What the task requires:
Output every line of the material exactly, omitting images.

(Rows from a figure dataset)
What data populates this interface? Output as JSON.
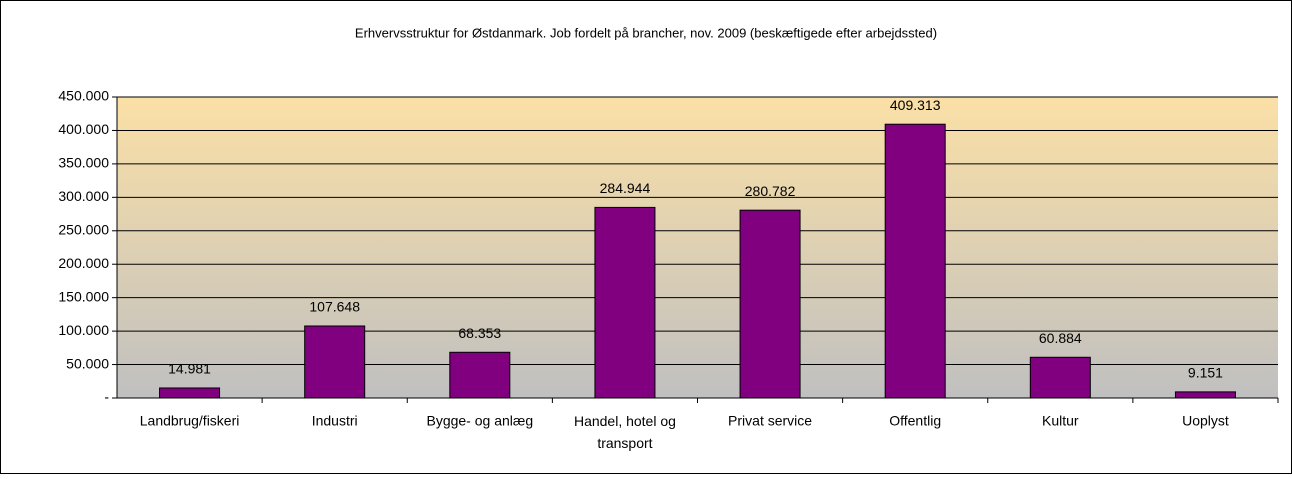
{
  "chart_data": {
    "type": "bar",
    "title": "Erhvervsstruktur for Østdanmark. Job fordelt på brancher, nov. 2009 (beskæftigede efter arbejdssted)",
    "categories": [
      "Landbrug/fiskeri",
      "Industri",
      "Bygge- og anlæg",
      "Handel, hotel og transport",
      "Privat service",
      "Offentlig",
      "Kultur",
      "Uoplyst"
    ],
    "values": [
      14981,
      107648,
      68353,
      284944,
      280782,
      409313,
      60884,
      9151
    ],
    "value_labels": [
      "14.981",
      "107.648",
      "68.353",
      "284.944",
      "280.782",
      "409.313",
      "60.884",
      "9.151"
    ],
    "color": "#800080",
    "ylim": [
      0,
      450000
    ],
    "yticks": [
      {
        "value": 0,
        "label": "-"
      },
      {
        "value": 50000,
        "label": "50.000"
      },
      {
        "value": 100000,
        "label": "100.000"
      },
      {
        "value": 150000,
        "label": "150.000"
      },
      {
        "value": 200000,
        "label": "200.000"
      },
      {
        "value": 250000,
        "label": "250.000"
      },
      {
        "value": 300000,
        "label": "300.000"
      },
      {
        "value": 350000,
        "label": "350.000"
      },
      {
        "value": 400000,
        "label": "400.000"
      },
      {
        "value": 450000,
        "label": "450.000"
      }
    ],
    "grid": true
  }
}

Completed exercise:
What data populates this interface? Output as JSON.
{
  "chart_data": {
    "type": "bar",
    "title": "Erhvervsstruktur for Østdanmark. Job fordelt på brancher, nov. 2009 (beskæftigede efter arbejdssted)",
    "categories": [
      "Landbrug/fiskeri",
      "Industri",
      "Bygge- og anlæg",
      "Handel, hotel og transport",
      "Privat service",
      "Offentlig",
      "Kultur",
      "Uoplyst"
    ],
    "values": [
      14981,
      107648,
      68353,
      284944,
      280782,
      409313,
      60884,
      9151
    ],
    "value_labels": [
      "14.981",
      "107.648",
      "68.353",
      "284.944",
      "280.782",
      "409.313",
      "60.884",
      "9.151"
    ],
    "color": "#800080",
    "ylim": [
      0,
      450000
    ],
    "yticks": [
      {
        "value": 0,
        "label": "-"
      },
      {
        "value": 50000,
        "label": "50.000"
      },
      {
        "value": 100000,
        "label": "100.000"
      },
      {
        "value": 150000,
        "label": "150.000"
      },
      {
        "value": 200000,
        "label": "200.000"
      },
      {
        "value": 250000,
        "label": "250.000"
      },
      {
        "value": 300000,
        "label": "300.000"
      },
      {
        "value": 350000,
        "label": "350.000"
      },
      {
        "value": 400000,
        "label": "400.000"
      },
      {
        "value": 450000,
        "label": "450.000"
      }
    ],
    "grid": true
  }
}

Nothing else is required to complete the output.